#### EXERCISE OBJECTIVE
List, from the lines below, each one with "title" in it.
>>>>
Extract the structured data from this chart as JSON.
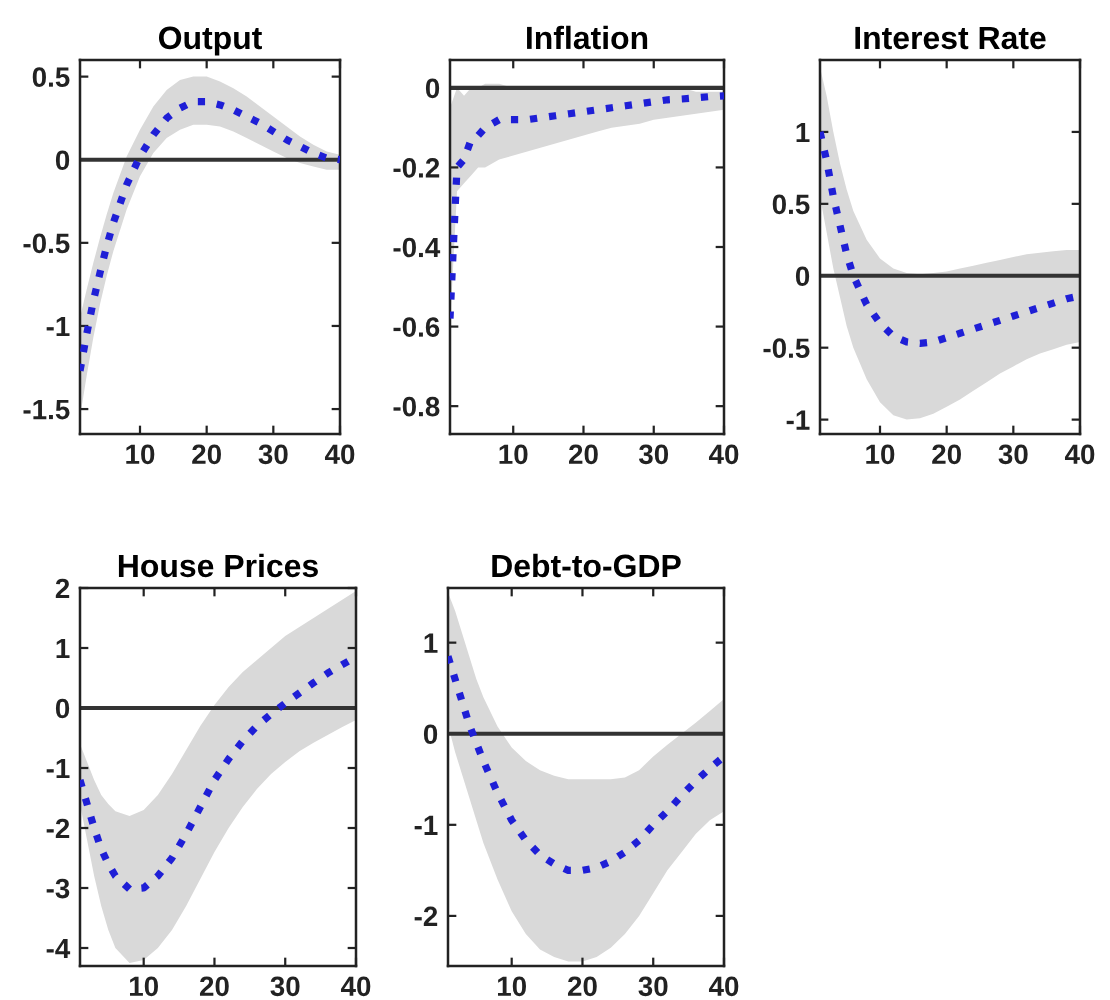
{
  "chart_data": [
    {
      "type": "line",
      "title": "Output",
      "x": [
        1,
        2,
        3,
        4,
        5,
        6,
        8,
        10,
        12,
        14,
        16,
        18,
        20,
        22,
        24,
        26,
        28,
        30,
        32,
        34,
        36,
        38,
        40
      ],
      "line_style": "dotted",
      "grid": false,
      "xlim": [
        1,
        40
      ],
      "xticks": [
        10,
        20,
        30,
        40
      ],
      "ylim": [
        -1.65,
        0.6
      ],
      "yticks": [
        -1.5,
        -1,
        -0.5,
        0,
        0.5
      ],
      "ref_lines": [
        {
          "axis": "y",
          "value": 0,
          "color": "#333333"
        }
      ],
      "series": [
        {
          "color": "#1f1fd6",
          "values": [
            -1.27,
            -1.05,
            -0.85,
            -0.68,
            -0.52,
            -0.38,
            -0.15,
            0.02,
            0.15,
            0.25,
            0.31,
            0.35,
            0.35,
            0.33,
            0.3,
            0.26,
            0.22,
            0.17,
            0.12,
            0.08,
            0.04,
            0.01,
            0.0
          ],
          "lower": [
            -1.55,
            -1.3,
            -1.07,
            -0.87,
            -0.7,
            -0.55,
            -0.3,
            -0.1,
            0.04,
            0.13,
            0.18,
            0.21,
            0.21,
            0.2,
            0.17,
            0.13,
            0.09,
            0.05,
            0.01,
            -0.02,
            -0.04,
            -0.06,
            -0.06
          ],
          "upper": [
            -0.95,
            -0.78,
            -0.62,
            -0.47,
            -0.33,
            -0.2,
            0.02,
            0.18,
            0.32,
            0.42,
            0.48,
            0.5,
            0.5,
            0.47,
            0.43,
            0.38,
            0.32,
            0.26,
            0.2,
            0.14,
            0.09,
            0.05,
            0.03
          ]
        }
      ]
    },
    {
      "type": "line",
      "title": "Inflation",
      "x": [
        1,
        2,
        3,
        4,
        5,
        6,
        8,
        10,
        12,
        14,
        16,
        18,
        20,
        22,
        24,
        26,
        28,
        30,
        32,
        34,
        36,
        38,
        40
      ],
      "line_style": "dotted",
      "grid": false,
      "xlim": [
        1,
        40
      ],
      "xticks": [
        10,
        20,
        30,
        40
      ],
      "ylim": [
        -0.87,
        0.07
      ],
      "yticks": [
        -0.8,
        -0.6,
        -0.4,
        -0.2,
        0
      ],
      "ref_lines": [
        {
          "axis": "y",
          "value": 0,
          "color": "#333333"
        }
      ],
      "series": [
        {
          "color": "#1f1fd6",
          "values": [
            -0.58,
            -0.2,
            -0.18,
            -0.13,
            -0.12,
            -0.1,
            -0.08,
            -0.08,
            -0.08,
            -0.075,
            -0.07,
            -0.065,
            -0.06,
            -0.055,
            -0.05,
            -0.045,
            -0.04,
            -0.035,
            -0.03,
            -0.028,
            -0.025,
            -0.022,
            -0.02
          ],
          "lower": [
            -0.6,
            -0.26,
            -0.24,
            -0.22,
            -0.2,
            -0.2,
            -0.18,
            -0.17,
            -0.16,
            -0.15,
            -0.14,
            -0.13,
            -0.12,
            -0.11,
            -0.1,
            -0.095,
            -0.09,
            -0.08,
            -0.075,
            -0.07,
            -0.065,
            -0.06,
            -0.055
          ],
          "upper": [
            -0.05,
            0.0,
            -0.02,
            0.0,
            0.0,
            0.01,
            0.01,
            0.0,
            0.0,
            0.0,
            0.0,
            0.0,
            0.0,
            0.0,
            0.0,
            0.0,
            0.0,
            0.0,
            0.0,
            0.0,
            -0.01,
            -0.01,
            -0.01
          ]
        }
      ]
    },
    {
      "type": "line",
      "title": "Interest Rate",
      "x": [
        1,
        2,
        3,
        4,
        5,
        6,
        8,
        10,
        12,
        14,
        16,
        18,
        20,
        22,
        24,
        26,
        28,
        30,
        32,
        34,
        36,
        38,
        40
      ],
      "line_style": "dotted",
      "grid": false,
      "xlim": [
        1,
        40
      ],
      "xticks": [
        10,
        20,
        30,
        40
      ],
      "ylim": [
        -1.1,
        1.5
      ],
      "yticks": [
        -1,
        -0.5,
        0,
        0.5,
        1
      ],
      "ref_lines": [
        {
          "axis": "y",
          "value": 0,
          "color": "#333333"
        }
      ],
      "series": [
        {
          "color": "#1f1fd6",
          "values": [
            1.0,
            0.8,
            0.55,
            0.35,
            0.15,
            0.0,
            -0.2,
            -0.33,
            -0.42,
            -0.46,
            -0.47,
            -0.46,
            -0.43,
            -0.4,
            -0.37,
            -0.34,
            -0.31,
            -0.28,
            -0.25,
            -0.22,
            -0.19,
            -0.16,
            -0.14
          ],
          "lower": [
            0.55,
            0.3,
            0.05,
            -0.15,
            -0.35,
            -0.5,
            -0.72,
            -0.88,
            -0.97,
            -1.0,
            -0.99,
            -0.96,
            -0.91,
            -0.86,
            -0.8,
            -0.74,
            -0.68,
            -0.63,
            -0.58,
            -0.54,
            -0.51,
            -0.48,
            -0.46
          ],
          "upper": [
            1.45,
            1.25,
            1.0,
            0.78,
            0.6,
            0.45,
            0.25,
            0.12,
            0.05,
            0.02,
            0.01,
            0.02,
            0.03,
            0.05,
            0.07,
            0.09,
            0.11,
            0.13,
            0.15,
            0.16,
            0.17,
            0.18,
            0.18
          ]
        }
      ]
    },
    {
      "type": "line",
      "title": "House Prices",
      "x": [
        1,
        2,
        3,
        4,
        5,
        6,
        8,
        10,
        12,
        14,
        16,
        18,
        20,
        22,
        24,
        26,
        28,
        30,
        32,
        34,
        36,
        38,
        40
      ],
      "line_style": "dotted",
      "grid": false,
      "xlim": [
        1,
        40
      ],
      "xticks": [
        10,
        20,
        30,
        40
      ],
      "ylim": [
        -4.3,
        2
      ],
      "yticks": [
        -4,
        -3,
        -2,
        -1,
        0,
        1,
        2
      ],
      "ref_lines": [
        {
          "axis": "y",
          "value": 0,
          "color": "#333333"
        }
      ],
      "series": [
        {
          "color": "#1f1fd6",
          "values": [
            -1.2,
            -1.6,
            -2.0,
            -2.35,
            -2.6,
            -2.8,
            -3.02,
            -3.0,
            -2.8,
            -2.5,
            -2.1,
            -1.65,
            -1.2,
            -0.85,
            -0.55,
            -0.3,
            -0.1,
            0.08,
            0.25,
            0.42,
            0.58,
            0.72,
            0.85
          ],
          "lower": [
            -1.6,
            -2.2,
            -2.8,
            -3.3,
            -3.7,
            -4.0,
            -4.25,
            -4.2,
            -4.0,
            -3.7,
            -3.3,
            -2.85,
            -2.4,
            -2.0,
            -1.65,
            -1.35,
            -1.1,
            -0.9,
            -0.72,
            -0.58,
            -0.45,
            -0.32,
            -0.2
          ],
          "upper": [
            -0.6,
            -0.9,
            -1.2,
            -1.45,
            -1.6,
            -1.72,
            -1.8,
            -1.7,
            -1.45,
            -1.1,
            -0.7,
            -0.3,
            0.05,
            0.35,
            0.6,
            0.8,
            1.0,
            1.2,
            1.35,
            1.5,
            1.65,
            1.8,
            1.95
          ]
        }
      ]
    },
    {
      "type": "line",
      "title": "Debt-to-GDP",
      "x": [
        1,
        2,
        3,
        4,
        5,
        6,
        8,
        10,
        12,
        14,
        16,
        18,
        20,
        22,
        24,
        26,
        28,
        30,
        32,
        34,
        36,
        38,
        40
      ],
      "line_style": "dotted",
      "grid": false,
      "xlim": [
        1,
        40
      ],
      "xticks": [
        10,
        20,
        30,
        40
      ],
      "ylim": [
        -2.55,
        1.6
      ],
      "yticks": [
        -2,
        -1,
        0,
        1
      ],
      "ref_lines": [
        {
          "axis": "y",
          "value": 0,
          "color": "#333333"
        }
      ],
      "series": [
        {
          "color": "#1f1fd6",
          "values": [
            0.85,
            0.6,
            0.35,
            0.1,
            -0.1,
            -0.3,
            -0.65,
            -0.95,
            -1.17,
            -1.33,
            -1.43,
            -1.5,
            -1.5,
            -1.47,
            -1.4,
            -1.3,
            -1.17,
            -1.0,
            -0.85,
            -0.68,
            -0.52,
            -0.38,
            -0.25
          ],
          "lower": [
            0.1,
            -0.2,
            -0.45,
            -0.7,
            -0.95,
            -1.2,
            -1.6,
            -1.95,
            -2.2,
            -2.37,
            -2.45,
            -2.5,
            -2.5,
            -2.45,
            -2.35,
            -2.2,
            -2.0,
            -1.75,
            -1.5,
            -1.3,
            -1.1,
            -0.95,
            -0.85
          ],
          "upper": [
            1.55,
            1.35,
            1.1,
            0.85,
            0.6,
            0.4,
            0.08,
            -0.15,
            -0.3,
            -0.4,
            -0.46,
            -0.5,
            -0.5,
            -0.5,
            -0.5,
            -0.48,
            -0.4,
            -0.25,
            -0.12,
            0.0,
            0.12,
            0.25,
            0.38
          ]
        }
      ]
    }
  ]
}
<<<<
#### RESULT
      "title": "Output",
      "title": "Inflation",
      "title": "Interest Rate",
      "title": "House Prices",
      "title": "Debt-to-GDP",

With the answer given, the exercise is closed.